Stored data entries
========
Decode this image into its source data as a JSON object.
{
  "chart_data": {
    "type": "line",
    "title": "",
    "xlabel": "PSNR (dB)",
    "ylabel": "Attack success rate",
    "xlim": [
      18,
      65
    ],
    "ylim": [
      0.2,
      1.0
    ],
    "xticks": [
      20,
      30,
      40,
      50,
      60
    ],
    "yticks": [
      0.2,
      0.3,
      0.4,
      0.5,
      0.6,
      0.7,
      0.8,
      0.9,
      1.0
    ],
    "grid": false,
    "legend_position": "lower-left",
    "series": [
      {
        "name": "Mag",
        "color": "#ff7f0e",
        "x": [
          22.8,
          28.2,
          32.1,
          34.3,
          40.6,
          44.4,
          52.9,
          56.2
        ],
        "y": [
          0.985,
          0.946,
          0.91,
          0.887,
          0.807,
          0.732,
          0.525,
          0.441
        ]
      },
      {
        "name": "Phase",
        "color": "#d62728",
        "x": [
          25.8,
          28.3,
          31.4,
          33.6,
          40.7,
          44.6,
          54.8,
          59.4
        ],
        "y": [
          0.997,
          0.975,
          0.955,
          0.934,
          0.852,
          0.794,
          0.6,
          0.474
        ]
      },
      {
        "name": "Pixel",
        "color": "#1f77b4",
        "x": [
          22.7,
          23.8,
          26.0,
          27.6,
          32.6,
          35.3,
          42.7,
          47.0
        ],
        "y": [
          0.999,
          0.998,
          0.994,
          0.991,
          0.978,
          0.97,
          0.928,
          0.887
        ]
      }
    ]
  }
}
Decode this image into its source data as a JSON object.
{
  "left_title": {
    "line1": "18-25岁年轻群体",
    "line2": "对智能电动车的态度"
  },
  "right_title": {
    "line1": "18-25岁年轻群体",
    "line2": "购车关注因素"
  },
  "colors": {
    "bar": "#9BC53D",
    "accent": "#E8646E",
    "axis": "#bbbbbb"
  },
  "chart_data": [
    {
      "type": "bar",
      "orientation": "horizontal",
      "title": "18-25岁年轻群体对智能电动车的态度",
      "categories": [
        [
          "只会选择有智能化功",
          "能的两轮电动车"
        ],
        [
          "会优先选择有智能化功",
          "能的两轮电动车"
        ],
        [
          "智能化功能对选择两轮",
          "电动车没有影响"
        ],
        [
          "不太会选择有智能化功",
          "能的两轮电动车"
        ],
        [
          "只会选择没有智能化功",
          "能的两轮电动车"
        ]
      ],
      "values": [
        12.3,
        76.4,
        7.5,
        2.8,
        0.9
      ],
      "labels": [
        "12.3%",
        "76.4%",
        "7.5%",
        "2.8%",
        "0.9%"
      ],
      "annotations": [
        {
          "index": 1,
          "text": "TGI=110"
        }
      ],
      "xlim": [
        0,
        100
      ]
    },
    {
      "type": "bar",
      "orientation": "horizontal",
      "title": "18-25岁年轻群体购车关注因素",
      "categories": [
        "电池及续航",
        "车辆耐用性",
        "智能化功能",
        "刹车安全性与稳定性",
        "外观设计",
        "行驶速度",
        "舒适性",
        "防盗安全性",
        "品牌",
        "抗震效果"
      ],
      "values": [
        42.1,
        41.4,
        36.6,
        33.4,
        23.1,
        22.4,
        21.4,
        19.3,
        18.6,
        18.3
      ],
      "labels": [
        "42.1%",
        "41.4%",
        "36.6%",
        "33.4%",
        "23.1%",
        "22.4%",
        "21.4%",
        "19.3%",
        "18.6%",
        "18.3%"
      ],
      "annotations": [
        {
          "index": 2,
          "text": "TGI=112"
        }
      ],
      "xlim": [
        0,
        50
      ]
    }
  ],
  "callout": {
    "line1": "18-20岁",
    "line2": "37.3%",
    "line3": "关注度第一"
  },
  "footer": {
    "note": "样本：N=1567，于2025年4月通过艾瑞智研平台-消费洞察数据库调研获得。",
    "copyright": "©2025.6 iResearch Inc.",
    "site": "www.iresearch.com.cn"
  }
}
========
### Written instruction
Set out the complete listing exactly as shown.

### Response to this task
Decode this image into its source data as a JSON object.
{
  "chart_data": {
    "type": "line",
    "title": "",
    "xlabel": "PSNR (dB)",
    "ylabel": "Attack success rate",
    "xlim": [
      18,
      65
    ],
    "ylim": [
      0.2,
      1.0
    ],
    "xticks": [
      20,
      30,
      40,
      50,
      60
    ],
    "yticks": [
      0.2,
      0.3,
      0.4,
      0.5,
      0.6,
      0.7,
      0.8,
      0.9,
      1.0
    ],
    "grid": false,
    "legend_position": "lower-left",
    "series": [
      {
        "name": "Mag",
        "color": "#ff7f0e",
        "x": [
          22.8,
          28.2,
          32.1,
          34.3,
          40.6,
          44.4,
          52.9,
          56.2
        ],
        "y": [
          0.985,
          0.946,
          0.91,
          0.887,
          0.807,
          0.732,
          0.525,
          0.441
        ]
      },
      {
        "name": "Phase",
        "color": "#d62728",
        "x": [
          25.8,
          28.3,
          31.4,
          33.6,
          40.7,
          44.6,
          54.8,
          59.4
        ],
        "y": [
          0.997,
          0.975,
          0.955,
          0.934,
          0.852,
          0.794,
          0.6,
          0.474
        ]
      },
      {
        "name": "Pixel",
        "color": "#1f77b4",
        "x": [
          22.7,
          23.8,
          26.0,
          27.6,
          32.6,
          35.3,
          42.7,
          47.0
        ],
        "y": [
          0.999,
          0.998,
          0.994,
          0.991,
          0.978,
          0.97,
          0.928,
          0.887
        ]
      }
    ]
  }
}
Decode this image into its source data as a JSON object.
{
  "left_title": {
    "line1": "18-25岁年轻群体",
    "line2": "对智能电动车的态度"
  },
  "right_title": {
    "line1": "18-25岁年轻群体",
    "line2": "购车关注因素"
  },
  "colors": {
    "bar": "#9BC53D",
    "accent": "#E8646E",
    "axis": "#bbbbbb"
  },
  "chart_data": [
    {
      "type": "bar",
      "orientation": "horizontal",
      "title": "18-25岁年轻群体对智能电动车的态度",
      "categories": [
        [
          "只会选择有智能化功",
          "能的两轮电动车"
        ],
        [
          "会优先选择有智能化功",
          "能的两轮电动车"
        ],
        [
          "智能化功能对选择两轮",
          "电动车没有影响"
        ],
        [
          "不太会选择有智能化功",
          "能的两轮电动车"
        ],
        [
          "只会选择没有智能化功",
          "能的两轮电动车"
        ]
      ],
      "values": [
        12.3,
        76.4,
        7.5,
        2.8,
        0.9
      ],
      "labels": [
        "12.3%",
        "76.4%",
        "7.5%",
        "2.8%",
        "0.9%"
      ],
      "annotations": [
        {
          "index": 1,
          "text": "TGI=110"
        }
      ],
      "xlim": [
        0,
        100
      ]
    },
    {
      "type": "bar",
      "orientation": "horizontal",
      "title": "18-25岁年轻群体购车关注因素",
      "categories": [
        "电池及续航",
        "车辆耐用性",
        "智能化功能",
        "刹车安全性与稳定性",
        "外观设计",
        "行驶速度",
        "舒适性",
        "防盗安全性",
        "品牌",
        "抗震效果"
      ],
      "values": [
        42.1,
        41.4,
        36.6,
        33.4,
        23.1,
        22.4,
        21.4,
        19.3,
        18.6,
        18.3
      ],
      "labels": [
        "42.1%",
        "41.4%",
        "36.6%",
        "33.4%",
        "23.1%",
        "22.4%",
        "21.4%",
        "19.3%",
        "18.6%",
        "18.3%"
      ],
      "annotations": [
        {
          "index": 2,
          "text": "TGI=112"
        }
      ],
      "xlim": [
        0,
        50
      ]
    }
  ],
  "callout": {
    "line1": "18-20岁",
    "line2": "37.3%",
    "line3": "关注度第一"
  },
  "footer": {
    "note": "样本：N=1567，于2025年4月通过艾瑞智研平台-消费洞察数据库调研获得。",
    "copyright": "©2025.6 iResearch Inc.",
    "site": "www.iresearch.com.cn"
  }
}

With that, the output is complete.